(begin)
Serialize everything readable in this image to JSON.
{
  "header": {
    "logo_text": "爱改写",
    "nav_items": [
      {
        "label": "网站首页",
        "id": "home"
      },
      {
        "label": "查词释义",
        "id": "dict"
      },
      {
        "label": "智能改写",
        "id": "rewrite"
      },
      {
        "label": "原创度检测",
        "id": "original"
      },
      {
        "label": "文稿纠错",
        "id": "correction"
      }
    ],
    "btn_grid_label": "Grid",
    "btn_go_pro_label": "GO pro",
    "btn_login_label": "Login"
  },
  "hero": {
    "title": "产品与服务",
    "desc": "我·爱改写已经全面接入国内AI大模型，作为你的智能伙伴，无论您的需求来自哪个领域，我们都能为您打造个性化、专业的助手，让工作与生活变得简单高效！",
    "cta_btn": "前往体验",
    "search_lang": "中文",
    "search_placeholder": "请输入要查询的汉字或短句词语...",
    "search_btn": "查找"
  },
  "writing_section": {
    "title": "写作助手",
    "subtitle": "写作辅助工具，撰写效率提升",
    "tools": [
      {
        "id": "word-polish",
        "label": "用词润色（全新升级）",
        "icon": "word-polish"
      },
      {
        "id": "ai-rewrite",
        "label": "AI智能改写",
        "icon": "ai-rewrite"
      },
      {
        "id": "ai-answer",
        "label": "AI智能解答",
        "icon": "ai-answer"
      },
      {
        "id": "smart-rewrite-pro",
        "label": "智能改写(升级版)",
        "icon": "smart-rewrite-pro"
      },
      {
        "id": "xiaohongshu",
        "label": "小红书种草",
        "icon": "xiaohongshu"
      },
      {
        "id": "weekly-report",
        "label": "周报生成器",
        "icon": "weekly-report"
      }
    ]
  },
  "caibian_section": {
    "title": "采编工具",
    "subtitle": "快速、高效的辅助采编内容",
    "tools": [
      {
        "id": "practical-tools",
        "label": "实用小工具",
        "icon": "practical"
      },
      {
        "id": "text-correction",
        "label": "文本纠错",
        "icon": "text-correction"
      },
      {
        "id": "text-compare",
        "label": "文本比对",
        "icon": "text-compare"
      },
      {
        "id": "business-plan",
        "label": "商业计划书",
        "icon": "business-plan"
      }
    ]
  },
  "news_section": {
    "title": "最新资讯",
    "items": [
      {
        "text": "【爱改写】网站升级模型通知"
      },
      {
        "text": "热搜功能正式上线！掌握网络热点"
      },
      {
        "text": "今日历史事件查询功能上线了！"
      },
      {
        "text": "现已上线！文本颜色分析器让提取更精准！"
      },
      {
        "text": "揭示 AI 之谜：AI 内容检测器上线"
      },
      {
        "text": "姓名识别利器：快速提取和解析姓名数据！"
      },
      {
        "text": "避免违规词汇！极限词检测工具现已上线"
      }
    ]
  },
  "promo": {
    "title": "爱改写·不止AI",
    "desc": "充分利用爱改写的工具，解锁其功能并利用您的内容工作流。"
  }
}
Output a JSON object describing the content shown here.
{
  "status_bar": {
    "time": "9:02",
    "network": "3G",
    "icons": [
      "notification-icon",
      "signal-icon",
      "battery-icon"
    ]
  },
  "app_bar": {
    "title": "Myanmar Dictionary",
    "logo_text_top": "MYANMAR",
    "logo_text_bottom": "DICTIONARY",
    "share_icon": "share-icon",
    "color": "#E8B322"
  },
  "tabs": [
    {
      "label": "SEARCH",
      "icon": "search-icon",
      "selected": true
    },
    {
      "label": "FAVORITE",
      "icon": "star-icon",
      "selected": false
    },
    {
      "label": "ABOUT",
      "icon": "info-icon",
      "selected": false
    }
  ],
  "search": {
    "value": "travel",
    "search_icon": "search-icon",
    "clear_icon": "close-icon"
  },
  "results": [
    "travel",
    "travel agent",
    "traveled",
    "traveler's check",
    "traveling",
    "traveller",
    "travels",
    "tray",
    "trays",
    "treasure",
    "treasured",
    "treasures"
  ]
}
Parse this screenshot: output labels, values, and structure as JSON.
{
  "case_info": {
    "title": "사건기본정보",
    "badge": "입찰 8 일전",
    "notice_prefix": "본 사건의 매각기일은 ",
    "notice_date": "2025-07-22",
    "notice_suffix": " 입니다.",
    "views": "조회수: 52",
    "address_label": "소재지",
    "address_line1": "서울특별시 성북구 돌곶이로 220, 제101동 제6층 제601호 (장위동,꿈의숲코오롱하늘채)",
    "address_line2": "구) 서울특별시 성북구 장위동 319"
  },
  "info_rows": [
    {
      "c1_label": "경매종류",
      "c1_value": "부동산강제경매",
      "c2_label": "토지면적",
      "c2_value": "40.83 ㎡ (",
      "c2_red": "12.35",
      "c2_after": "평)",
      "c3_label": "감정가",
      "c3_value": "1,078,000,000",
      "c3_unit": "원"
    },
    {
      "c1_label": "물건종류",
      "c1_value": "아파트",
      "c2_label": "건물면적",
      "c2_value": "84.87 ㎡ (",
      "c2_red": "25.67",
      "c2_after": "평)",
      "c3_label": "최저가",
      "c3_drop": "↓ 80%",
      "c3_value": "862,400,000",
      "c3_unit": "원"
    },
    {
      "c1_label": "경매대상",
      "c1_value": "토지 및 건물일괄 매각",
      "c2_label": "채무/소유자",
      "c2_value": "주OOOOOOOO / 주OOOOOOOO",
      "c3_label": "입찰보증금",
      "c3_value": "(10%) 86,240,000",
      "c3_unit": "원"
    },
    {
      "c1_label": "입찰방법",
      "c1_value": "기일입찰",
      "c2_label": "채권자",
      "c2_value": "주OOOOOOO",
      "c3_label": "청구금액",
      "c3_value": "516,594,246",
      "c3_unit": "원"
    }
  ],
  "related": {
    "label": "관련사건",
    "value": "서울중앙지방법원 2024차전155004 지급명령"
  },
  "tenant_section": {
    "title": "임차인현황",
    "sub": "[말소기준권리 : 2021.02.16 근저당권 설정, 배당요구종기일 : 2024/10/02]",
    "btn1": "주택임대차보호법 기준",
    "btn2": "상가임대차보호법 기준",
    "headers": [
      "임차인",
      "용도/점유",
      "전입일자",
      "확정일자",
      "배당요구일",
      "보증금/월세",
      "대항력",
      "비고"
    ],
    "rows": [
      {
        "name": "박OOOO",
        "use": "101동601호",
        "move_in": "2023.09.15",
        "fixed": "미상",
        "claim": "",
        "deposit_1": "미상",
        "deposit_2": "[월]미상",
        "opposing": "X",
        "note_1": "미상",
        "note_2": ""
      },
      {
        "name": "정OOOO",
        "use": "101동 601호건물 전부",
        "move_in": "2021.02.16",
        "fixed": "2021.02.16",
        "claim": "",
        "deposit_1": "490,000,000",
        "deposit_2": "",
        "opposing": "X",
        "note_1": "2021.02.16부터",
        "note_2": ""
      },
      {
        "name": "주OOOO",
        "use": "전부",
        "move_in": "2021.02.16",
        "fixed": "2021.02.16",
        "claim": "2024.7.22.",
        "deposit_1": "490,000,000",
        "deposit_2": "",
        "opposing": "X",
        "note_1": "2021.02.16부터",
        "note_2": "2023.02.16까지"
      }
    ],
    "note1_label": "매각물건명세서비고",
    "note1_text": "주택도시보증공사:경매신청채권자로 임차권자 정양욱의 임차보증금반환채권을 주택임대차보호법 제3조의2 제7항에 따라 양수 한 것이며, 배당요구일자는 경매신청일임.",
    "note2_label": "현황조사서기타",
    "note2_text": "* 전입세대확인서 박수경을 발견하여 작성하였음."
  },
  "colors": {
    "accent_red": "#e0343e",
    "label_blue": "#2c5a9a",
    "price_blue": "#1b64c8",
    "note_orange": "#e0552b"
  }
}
(end)
**Aim of the task:**
Every line that holds the word "JSON" should be extracted.

**Final answer:**
Serialize everything readable in this image to JSON.
Output a JSON object describing the content shown here.
Parse this screenshot: output labels, values, and structure as JSON.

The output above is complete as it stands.